## GIVEN EXERCISE
Rewrite every line of the data below with each "svg-text" renamed to "text-label" and nothing else altered.
====== RECORDED INFORMATION ======
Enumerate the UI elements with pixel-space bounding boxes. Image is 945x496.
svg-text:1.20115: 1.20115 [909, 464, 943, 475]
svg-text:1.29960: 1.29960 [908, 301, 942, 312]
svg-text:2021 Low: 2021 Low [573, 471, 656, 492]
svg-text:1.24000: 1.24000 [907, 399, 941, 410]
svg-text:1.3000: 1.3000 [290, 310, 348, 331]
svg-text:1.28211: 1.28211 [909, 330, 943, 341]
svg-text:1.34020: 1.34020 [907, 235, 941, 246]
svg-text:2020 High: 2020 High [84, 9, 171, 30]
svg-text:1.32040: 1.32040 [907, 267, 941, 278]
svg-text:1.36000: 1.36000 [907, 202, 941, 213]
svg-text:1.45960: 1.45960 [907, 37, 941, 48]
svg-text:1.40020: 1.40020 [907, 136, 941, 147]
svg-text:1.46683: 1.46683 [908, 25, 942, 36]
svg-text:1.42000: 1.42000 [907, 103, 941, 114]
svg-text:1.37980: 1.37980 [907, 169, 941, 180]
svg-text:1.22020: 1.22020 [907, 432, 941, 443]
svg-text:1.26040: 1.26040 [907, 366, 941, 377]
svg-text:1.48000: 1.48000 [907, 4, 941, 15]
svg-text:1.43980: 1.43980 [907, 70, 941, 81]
======
## RESPONSE TO THE TASK
Enumerate the UI elements with pixel-space bounding boxes. Image is 945x496.
text-label:1.20115: 1.20115 [909, 464, 943, 475]
text-label:1.29960: 1.29960 [908, 301, 942, 312]
text-label:2021 Low: 2021 Low [573, 471, 656, 492]
text-label:1.24000: 1.24000 [907, 399, 941, 410]
text-label:1.3000: 1.3000 [290, 310, 348, 331]
text-label:1.28211: 1.28211 [909, 330, 943, 341]
text-label:1.34020: 1.34020 [907, 235, 941, 246]
text-label:2020 High: 2020 High [84, 9, 171, 30]
text-label:1.32040: 1.32040 [907, 267, 941, 278]
text-label:1.36000: 1.36000 [907, 202, 941, 213]
text-label:1.45960: 1.45960 [907, 37, 941, 48]
text-label:1.40020: 1.40020 [907, 136, 941, 147]
text-label:1.46683: 1.46683 [908, 25, 942, 36]
text-label:1.42000: 1.42000 [907, 103, 941, 114]
text-label:1.37980: 1.37980 [907, 169, 941, 180]
text-label:1.22020: 1.22020 [907, 432, 941, 443]
text-label:1.26040: 1.26040 [907, 366, 941, 377]
text-label:1.48000: 1.48000 [907, 4, 941, 15]
text-label:1.43980: 1.43980 [907, 70, 941, 81]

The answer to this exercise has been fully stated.